Collected data
● ● ● ●
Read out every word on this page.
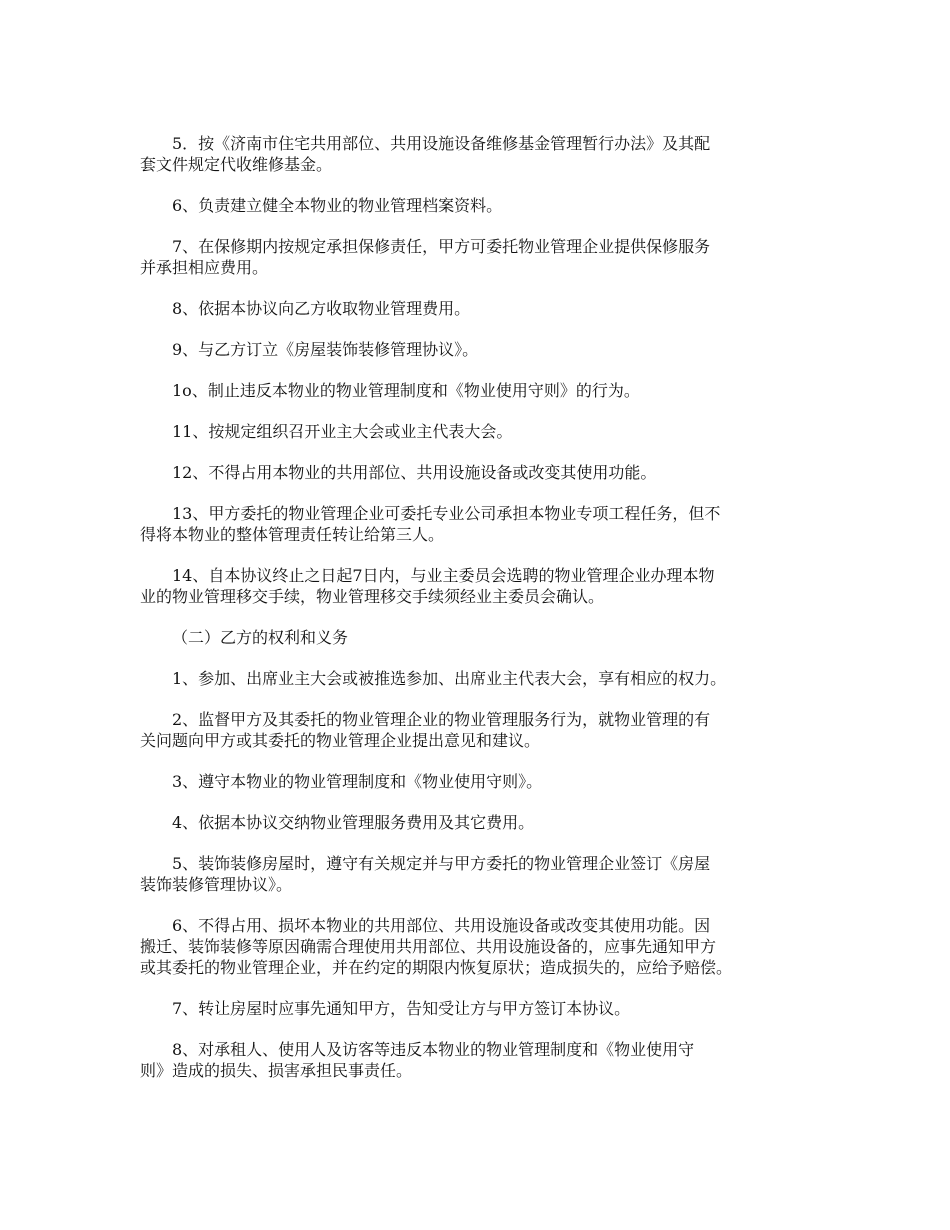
5．按《济南市住宅共用部位、共用设施设备维修基金管理暂行办法》及其配
套文件规定代收维修基金。

6、负责建立健全本物业的物业管理档案资料。

7、在保修期内按规定承担保修责任，甲方可委托物业管理企业提供保修服务
并承担相应费用。

8、依据本协议向乙方收取物业管理费用。

9、与乙方订立《房屋装饰装修管理协议》。

1o、制止违反本物业的物业管理制度和《物业使用守则》的行为。

11、按规定组织召开业主大会或业主代表大会。

12、不得占用本物业的共用部位、共用设施设备或改变其使用功能。

13、甲方委托的物业管理企业可委托专业公司承担本物业专项工程任务，但不
得将本物业的整体管理责任转让给第三人。

14、自本协议终止之日起7日内，与业主委员会选聘的物业管理企业办理本物
业的物业管理移交手续，物业管理移交手续须经业主委员会确认。

（二）乙方的权利和义务

1、参加、出席业主大会或被推选参加、出席业主代表大会，享有相应的权力。

2、监督甲方及其委托的物业管理企业的物业管理服务行为，就物业管理的有
关问题向甲方或其委托的物业管理企业提出意见和建议。

3、遵守本物业的物业管理制度和《物业使用守则》。

4、依据本协议交纳物业管理服务费用及其它费用。

5、装饰装修房屋时，遵守有关规定并与甲方委托的物业管理企业签订《房屋
装饰装修管理协议》。

6、不得占用、损坏本物业的共用部位、共用设施设备或改变其使用功能。因
搬迁、装饰装修等原因确需合理使用共用部位、共用设施设备的，应事先通知甲方
或其委托的物业管理企业，并在约定的期限内恢复原状；造成损失的，应给予赔偿。

7、转让房屋时应事先通知甲方，告知受让方与甲方签订本协议。

8、对承租人、使用人及访客等违反本物业的物业管理制度和《物业使用守
则》造成的损失、损害承担民事责任。
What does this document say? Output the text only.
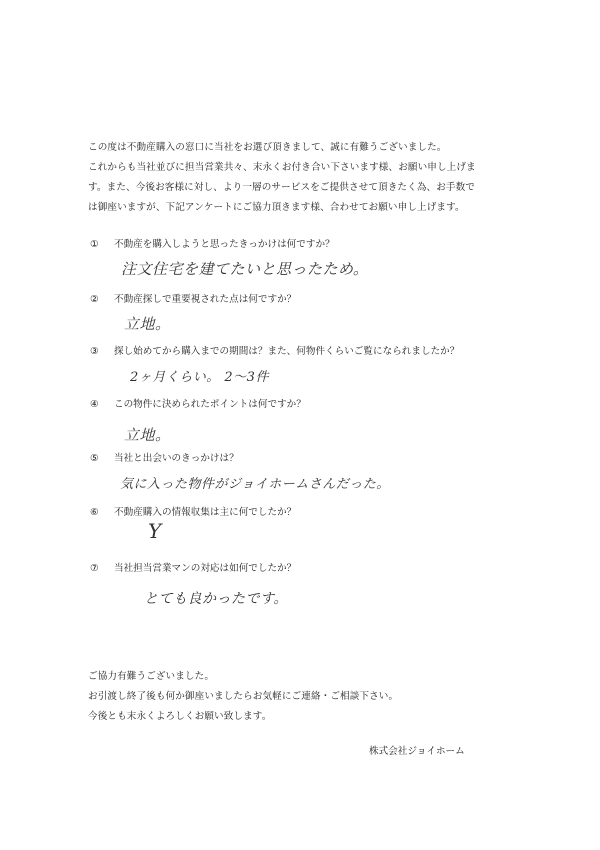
この度は不動産購入の窓口に当社をお選び頂きまして、誠に有難うございました。
これからも当社並びに担当営業共々、末永くお付き合い下さいます様、お願い申し上げま
す。また、今後お客様に対し、より一層のサービスをご提供させて頂きたく為、お手数で
は御座いますが、下記アンケートにご協力頂きます様、合わせてお願い申し上げます。
① 不動産を購入しようと思ったきっかけは何ですか？
注文住宅を建てたいと思ったため。
② 不動産探しで重要視された点は何ですか？
立地。
③ 探し始めてから購入までの期間は？また、何物件くらいご覧になられましたか？
2ヶ月くらい。 2～3件
④ この物件に決められたポイントは何ですか？
立地。
⑤ 当社と出会いのきっかけは？
気に入った物件がジョイホームさんだった。
⑥ 不動産購入の情報収集は主に何でしたか？
Y
⑦ 当社担当営業マンの対応は如何でしたか？
とても良かったです。
ご協力有難うございました。
お引渡し終了後も何か御座いましたらお気軽にご連絡・ご相談下さい。
今後とも末永くよろしくお願い致します。
株式会社ジョイホーム
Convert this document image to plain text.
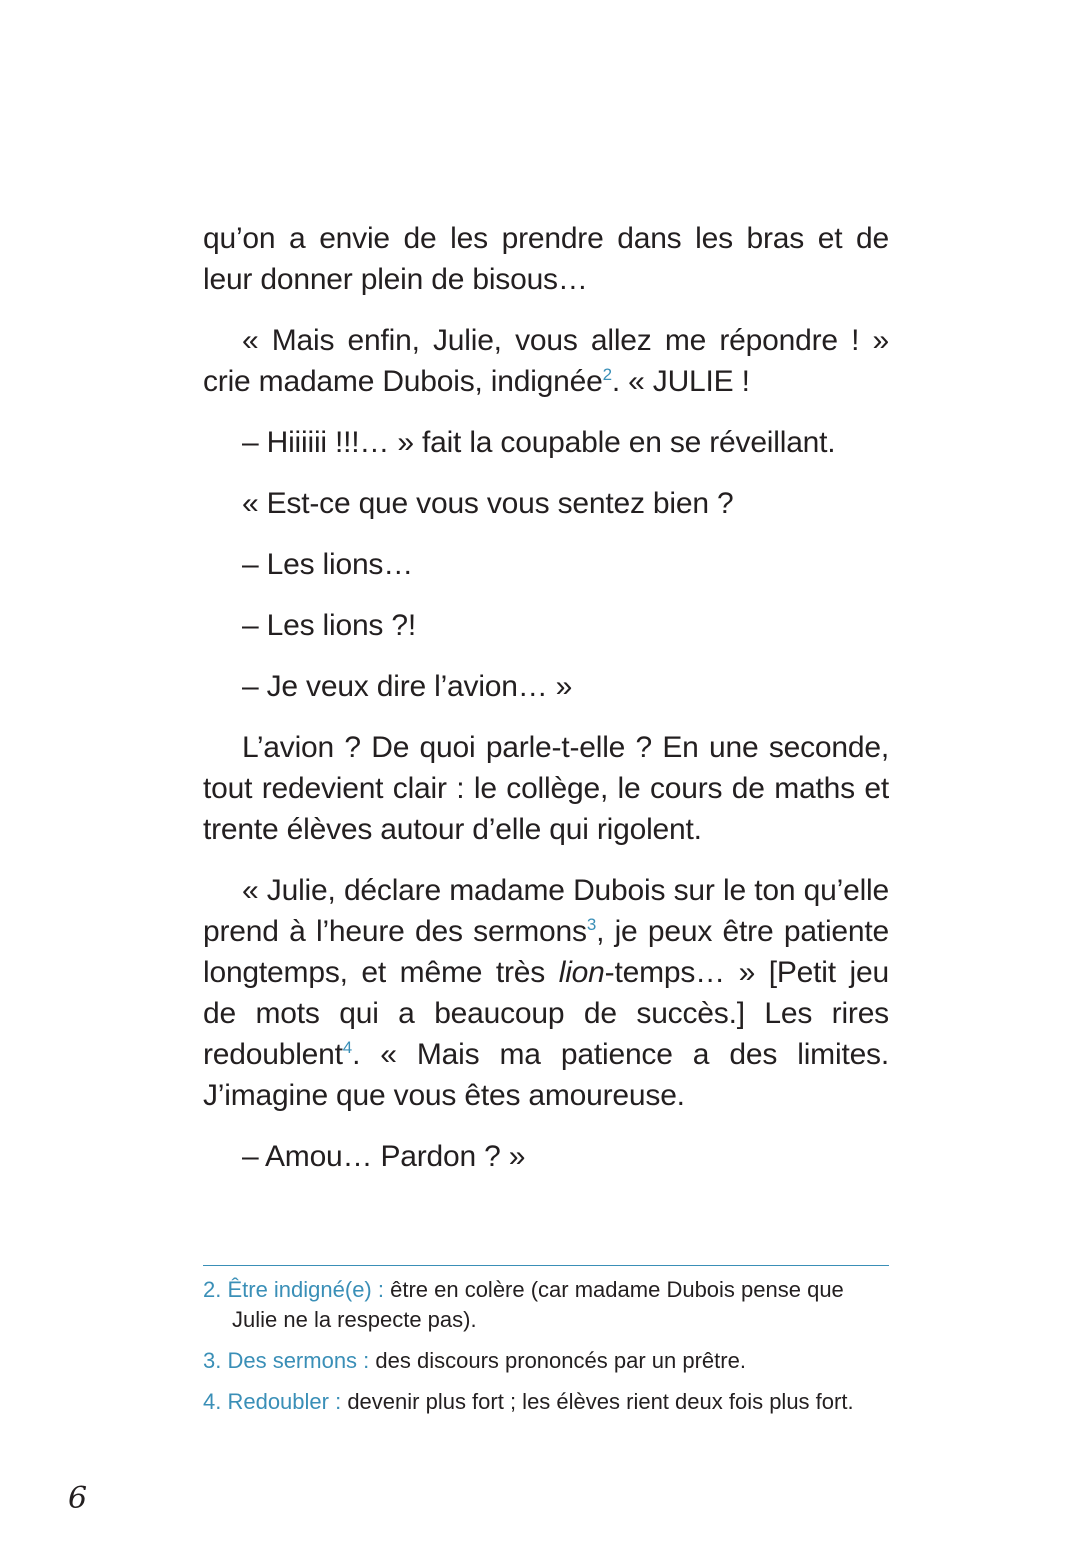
qu’on a envie de les prendre dans les bras et de leur donner plein de bisous…

« Mais enfin, Julie, vous allez me répondre ! » crie madame Dubois, indignée$^2$. « JULIE !

– Hiiiiii !!!… » fait la coupable en se réveillant.

« Est-ce que vous vous sentez bien ?

– Les lions…

– Les lions ?!

– Je veux dire l’avion… »

L’avion ? De quoi parle-t-elle ? En une seconde, tout redevient clair : le collège, le cours de maths et trente élèves autour d’elle qui rigolent.

« Julie, déclare madame Dubois sur le ton qu’elle prend à l’heure des sermons$^3$, je peux être patiente longtemps, et même très lion-temps… » [Petit jeu de mots qui a beaucoup de succès.] Les rires redoublent$^4$. « Mais ma patience a des limites. J’imagine que vous êtes amoureuse.

– Amou… Pardon ? »

2. Être indigné(e) : être en colère (car madame Dubois pense que Julie ne la respecte pas).

3. Des sermons : des discours prononcés par un prêtre.

4. Redoubler : devenir plus fort ; les élèves rient deux fois plus fort.

6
● ● ● ●
_BRIEF_
Word for word, quote the lines above. Omit the pictures.

_REPLY TO THE TASK_
Read out every word on this page.
5．按《济南市住宅共用部位、共用设施设备维修基金管理暂行办法》及其配
套文件规定代收维修基金。

6、负责建立健全本物业的物业管理档案资料。

7、在保修期内按规定承担保修责任，甲方可委托物业管理企业提供保修服务
并承担相应费用。

8、依据本协议向乙方收取物业管理费用。

9、与乙方订立《房屋装饰装修管理协议》。

1o、制止违反本物业的物业管理制度和《物业使用守则》的行为。

11、按规定组织召开业主大会或业主代表大会。

12、不得占用本物业的共用部位、共用设施设备或改变其使用功能。

13、甲方委托的物业管理企业可委托专业公司承担本物业专项工程任务，但不
得将本物业的整体管理责任转让给第三人。

14、自本协议终止之日起7日内，与业主委员会选聘的物业管理企业办理本物
业的物业管理移交手续，物业管理移交手续须经业主委员会确认。

（二）乙方的权利和义务

1、参加、出席业主大会或被推选参加、出席业主代表大会，享有相应的权力。

2、监督甲方及其委托的物业管理企业的物业管理服务行为，就物业管理的有
关问题向甲方或其委托的物业管理企业提出意见和建议。

3、遵守本物业的物业管理制度和《物业使用守则》。

4、依据本协议交纳物业管理服务费用及其它费用。

5、装饰装修房屋时，遵守有关规定并与甲方委托的物业管理企业签订《房屋
装饰装修管理协议》。

6、不得占用、损坏本物业的共用部位、共用设施设备或改变其使用功能。因
搬迁、装饰装修等原因确需合理使用共用部位、共用设施设备的，应事先通知甲方
或其委托的物业管理企业，并在约定的期限内恢复原状；造成损失的，应给予赔偿。

7、转让房屋时应事先通知甲方，告知受让方与甲方签订本协议。

8、对承租人、使用人及访客等违反本物业的物业管理制度和《物业使用守
则》造成的损失、损害承担民事责任。
What does this document say? Output the text only.
この度は不動産購入の窓口に当社をお選び頂きまして、誠に有難うございました。
これからも当社並びに担当営業共々、末永くお付き合い下さいます様、お願い申し上げま
す。また、今後お客様に対し、より一層のサービスをご提供させて頂きたく為、お手数で
は御座いますが、下記アンケートにご協力頂きます様、合わせてお願い申し上げます。
① 不動産を購入しようと思ったきっかけは何ですか？
注文住宅を建てたいと思ったため。
② 不動産探しで重要視された点は何ですか？
立地。
③ 探し始めてから購入までの期間は？また、何物件くらいご覧になられましたか？
2ヶ月くらい。 2～3件
④ この物件に決められたポイントは何ですか？
立地。
⑤ 当社と出会いのきっかけは？
気に入った物件がジョイホームさんだった。
⑥ 不動産購入の情報収集は主に何でしたか？
Y
⑦ 当社担当営業マンの対応は如何でしたか？
とても良かったです。
ご協力有難うございました。
お引渡し終了後も何か御座いましたらお気軽にご連絡・ご相談下さい。
今後とも末永くよろしくお願い致します。
株式会社ジョイホーム
Convert this document image to plain text.
qu’on a envie de les prendre dans les bras et de leur donner plein de bisous…

« Mais enfin, Julie, vous allez me répondre ! » crie madame Dubois, indignée$^2$. « JULIE !

– Hiiiiii !!!… » fait la coupable en se réveillant.

« Est-ce que vous vous sentez bien ?

– Les lions…

– Les lions ?!

– Je veux dire l’avion… »

L’avion ? De quoi parle-t-elle ? En une seconde, tout redevient clair : le collège, le cours de maths et trente élèves autour d’elle qui rigolent.

« Julie, déclare madame Dubois sur le ton qu’elle prend à l’heure des sermons$^3$, je peux être patiente longtemps, et même très lion-temps… » [Petit jeu de mots qui a beaucoup de succès.] Les rires redoublent$^4$. « Mais ma patience a des limites. J’imagine que vous êtes amoureuse.

– Amou… Pardon ? »

2. Être indigné(e) : être en colère (car madame Dubois pense que Julie ne la respecte pas).

3. Des sermons : des discours prononcés par un prêtre.

4. Redoubler : devenir plus fort ; les élèves rient deux fois plus fort.

6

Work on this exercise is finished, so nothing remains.